■ **Extracted material**
————————

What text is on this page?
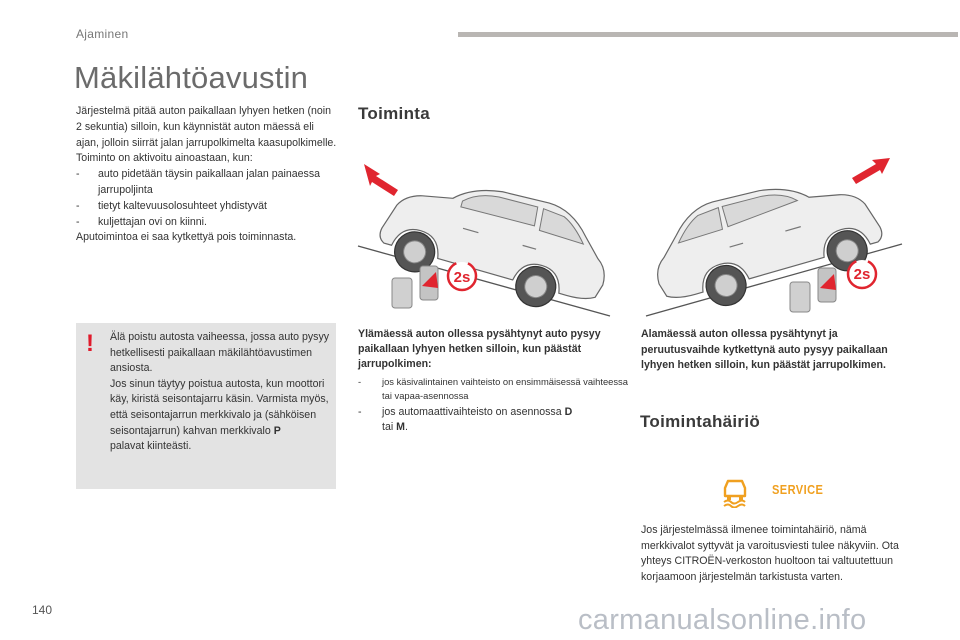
Ajaminen
Mäkilähtöavustin

Järjestelmä pitää auton paikallaan lyhyen hetken (noin 2 sekuntia) silloin, kun käynnistät auton mäessä eli ajan, jolloin siirrät jalan jarrupolkimelta kaasupolkimelle.

Toiminto on aktivoitu ainoastaan, kun:

-	auto pidetään täysin paikallaan jalan painaessa jarrupoljinta
-	tietyt kaltevuusolosuhteet yhdistyvät
-	kuljettajan ovi on kiinni.

Aputoimintoa ei saa kytkettyä pois toiminnasta.

! Älä poistu autosta vaiheessa, jossa auto pysyy hetkellisesti paikallaan mäkilähtöavustimen ansiosta.
Jos sinun täytyy poistua autosta, kun moottori käy, kiristä seisontajarru käsin. Varmista myös, että seisontajarrun merkkivalo ja (sähköisen seisontajarrun) kahvan merkkivalo P
palavat kiinteästi.
Toiminta
2s	2s
Ylämäessä auton ollessa pysähtynyt auto pysyy paikallaan lyhyen hetken silloin, kun päästät jarrupolkimen:
-	jos käsivalintainen vaihteisto on ensimmäisessä vaihteessa tai vapaa-asennossa
-	jos automaattivaihteisto on asennossa D
tai M.
Alamäessä auton ollessa pysähtynyt ja peruutusvaihde kytkettynä auto pysyy paikallaan lyhyen hetken silloin, kun päästät jarrupolkimen.
Toimintahäiriö
SERVICE
Jos järjestelmässä ilmenee toimintahäiriö, nämä merkkivalot syttyvät ja varoitusviesti tulee näkyviin. Ota yhteys CITROËN-verkoston huoltoon tai valtuutettuun korjaamoon järjestelmän tarkistusta varten.
140	carmanualsonline.info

————————

■ **What you have to do**
Make an exact copy of the records shown above, without the pictures.

■ **Response to the task**
What text is on this page?
Ajaminen
Mäkilähtöavustin

Järjestelmä pitää auton paikallaan lyhyen hetken (noin 2 sekuntia) silloin, kun käynnistät auton mäessä eli ajan, jolloin siirrät jalan jarrupolkimelta kaasupolkimelle.

Toiminto on aktivoitu ainoastaan, kun:

-	auto pidetään täysin paikallaan jalan painaessa jarrupoljinta
-	tietyt kaltevuusolosuhteet yhdistyvät
-	kuljettajan ovi on kiinni.

Aputoimintoa ei saa kytkettyä pois toiminnasta.

! Älä poistu autosta vaiheessa, jossa auto pysyy hetkellisesti paikallaan mäkilähtöavustimen ansiosta.
Jos sinun täytyy poistua autosta, kun moottori käy, kiristä seisontajarru käsin. Varmista myös, että seisontajarrun merkkivalo ja (sähköisen seisontajarrun) kahvan merkkivalo P
palavat kiinteästi.
Toiminta
2s	2s
Ylämäessä auton ollessa pysähtynyt auto pysyy paikallaan lyhyen hetken silloin, kun päästät jarrupolkimen:
-	jos käsivalintainen vaihteisto on ensimmäisessä vaihteessa tai vapaa-asennossa
-	jos automaattivaihteisto on asennossa D
tai M.
Alamäessä auton ollessa pysähtynyt ja peruutusvaihde kytkettynä auto pysyy paikallaan lyhyen hetken silloin, kun päästät jarrupolkimen.
Toimintahäiriö
SERVICE
Jos järjestelmässä ilmenee toimintahäiriö, nämä merkkivalot syttyvät ja varoitusviesti tulee näkyviin. Ota yhteys CITROËN-verkoston huoltoon tai valtuutettuun korjaamoon järjestelmän tarkistusta varten.
140	carmanualsonline.info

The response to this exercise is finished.